= WORK TO COMPLETE =
Write the entries out again exactly as they stand, but without the pictures.

= DATA SUPPLIED =
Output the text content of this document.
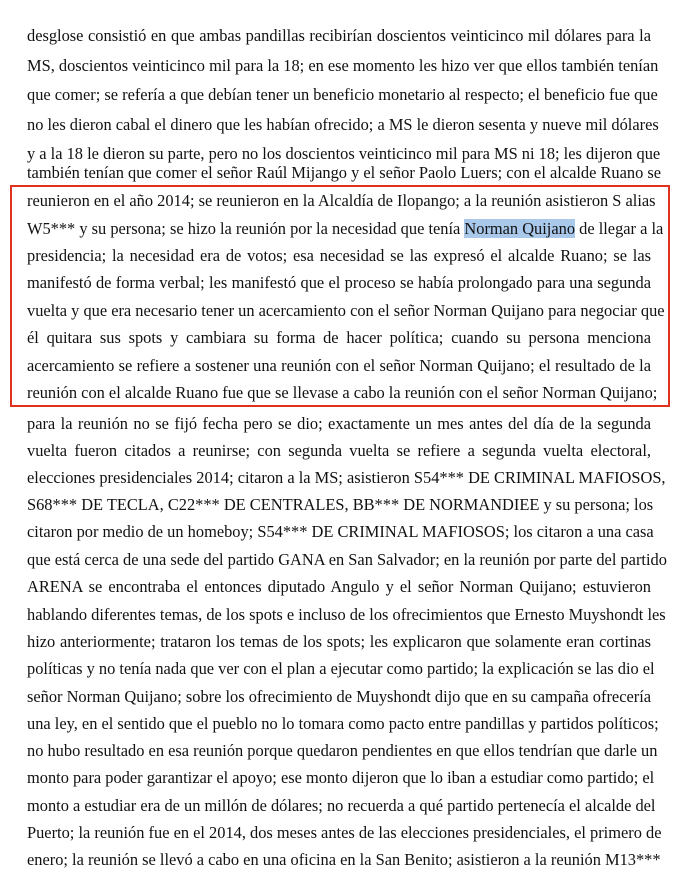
desglose consistió en que ambas pandillas recibirían doscientos veinticinco mil dólares para la
MS, doscientos veinticinco mil para la 18; en ese momento les hizo ver que ellos también tenían
que comer; se refería a que debían tener un beneficio monetario al respecto; el beneficio fue que
no les dieron cabal el dinero que les habían ofrecido; a MS le dieron sesenta y nueve mil dólares
y a la 18 le dieron su parte, pero no los doscientos veinticinco mil para MS ni 18; les dijeron que
también tenían que comer el señor Raúl Mijango y el señor Paolo Luers; con el alcalde Ruano se
reunieron en el año 2014; se reunieron en la Alcaldía de Ilopango; a la reunión asistieron S alias
W5*** y su persona; se hizo la reunión por la necesidad que tenía Norman Quijano de llegar a la
presidencia; la necesidad era de votos; esa necesidad se las expresó el alcalde Ruano; se las
manifestó de forma verbal; les manifestó que el proceso se había prolongado para una segunda
vuelta y que era necesario tener un acercamiento con el señor Norman Quijano para negociar que
él quitara sus spots y cambiara su forma de hacer política; cuando su persona menciona
acercamiento se refiere a sostener una reunión con el señor Norman Quijano; el resultado de la
reunión con el alcalde Ruano fue que se llevase a cabo la reunión con el señor Norman Quijano;
para la reunión no se fijó fecha pero se dio; exactamente un mes antes del día de la segunda
vuelta fueron citados a reunirse; con segunda vuelta se refiere a segunda vuelta electoral,
elecciones presidenciales 2014; citaron a la MS; asistieron S54*** DE CRIMINAL MAFIOSOS,
S68*** DE TECLA, C22*** DE CENTRALES, BB*** DE NORMANDIEE y su persona; los
citaron por medio de un homeboy; S54*** DE CRIMINAL MAFIOSOS; los citaron a una casa
que está cerca de una sede del partido GANA en San Salvador; en la reunión por parte del partido
ARENA se encontraba el entonces diputado Angulo y el señor Norman Quijano; estuvieron
hablando diferentes temas, de los spots e incluso de los ofrecimientos que Ernesto Muyshondt les
hizo anteriormente; trataron los temas de los spots; les explicaron que solamente eran cortinas
políticas y no tenía nada que ver con el plan a ejecutar como partido; la explicación se las dio el
señor Norman Quijano; sobre los ofrecimiento de Muyshondt dijo que en su campaña ofrecería
una ley, en el sentido que el pueblo no lo tomara como pacto entre pandillas y partidos políticos;
no hubo resultado en esa reunión porque quedaron pendientes en que ellos tendrían que darle un
monto para poder garantizar el apoyo; ese monto dijeron que lo iban a estudiar como partido; el
monto a estudiar era de un millón de dólares; no recuerda a qué partido pertenecía el alcalde del
Puerto; la reunión fue en el 2014, dos meses antes de las elecciones presidenciales, el primero de
enero; la reunión se llevó a cabo en una oficina en la San Benito; asistieron a la reunión M13***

= OUTPUT FOR THIS TASK =
Output the text content of this document.
desglose consistió en que ambas pandillas recibirían doscientos veinticinco mil dólares para la
MS, doscientos veinticinco mil para la 18; en ese momento les hizo ver que ellos también tenían
que comer; se refería a que debían tener un beneficio monetario al respecto; el beneficio fue que
no les dieron cabal el dinero que les habían ofrecido; a MS le dieron sesenta y nueve mil dólares
y a la 18 le dieron su parte, pero no los doscientos veinticinco mil para MS ni 18; les dijeron que
también tenían que comer el señor Raúl Mijango y el señor Paolo Luers; con el alcalde Ruano se
reunieron en el año 2014; se reunieron en la Alcaldía de Ilopango; a la reunión asistieron S alias
W5*** y su persona; se hizo la reunión por la necesidad que tenía Norman Quijano de llegar a la
presidencia; la necesidad era de votos; esa necesidad se las expresó el alcalde Ruano; se las
manifestó de forma verbal; les manifestó que el proceso se había prolongado para una segunda
vuelta y que era necesario tener un acercamiento con el señor Norman Quijano para negociar que
él quitara sus spots y cambiara su forma de hacer política; cuando su persona menciona
acercamiento se refiere a sostener una reunión con el señor Norman Quijano; el resultado de la
reunión con el alcalde Ruano fue que se llevase a cabo la reunión con el señor Norman Quijano;
para la reunión no se fijó fecha pero se dio; exactamente un mes antes del día de la segunda
vuelta fueron citados a reunirse; con segunda vuelta se refiere a segunda vuelta electoral,
elecciones presidenciales 2014; citaron a la MS; asistieron S54*** DE CRIMINAL MAFIOSOS,
S68*** DE TECLA, C22*** DE CENTRALES, BB*** DE NORMANDIEE y su persona; los
citaron por medio de un homeboy; S54*** DE CRIMINAL MAFIOSOS; los citaron a una casa
que está cerca de una sede del partido GANA en San Salvador; en la reunión por parte del partido
ARENA se encontraba el entonces diputado Angulo y el señor Norman Quijano; estuvieron
hablando diferentes temas, de los spots e incluso de los ofrecimientos que Ernesto Muyshondt les
hizo anteriormente; trataron los temas de los spots; les explicaron que solamente eran cortinas
políticas y no tenía nada que ver con el plan a ejecutar como partido; la explicación se las dio el
señor Norman Quijano; sobre los ofrecimiento de Muyshondt dijo que en su campaña ofrecería
una ley, en el sentido que el pueblo no lo tomara como pacto entre pandillas y partidos políticos;
no hubo resultado en esa reunión porque quedaron pendientes en que ellos tendrían que darle un
monto para poder garantizar el apoyo; ese monto dijeron que lo iban a estudiar como partido; el
monto a estudiar era de un millón de dólares; no recuerda a qué partido pertenecía el alcalde del
Puerto; la reunión fue en el 2014, dos meses antes de las elecciones presidenciales, el primero de
enero; la reunión se llevó a cabo en una oficina en la San Benito; asistieron a la reunión M13***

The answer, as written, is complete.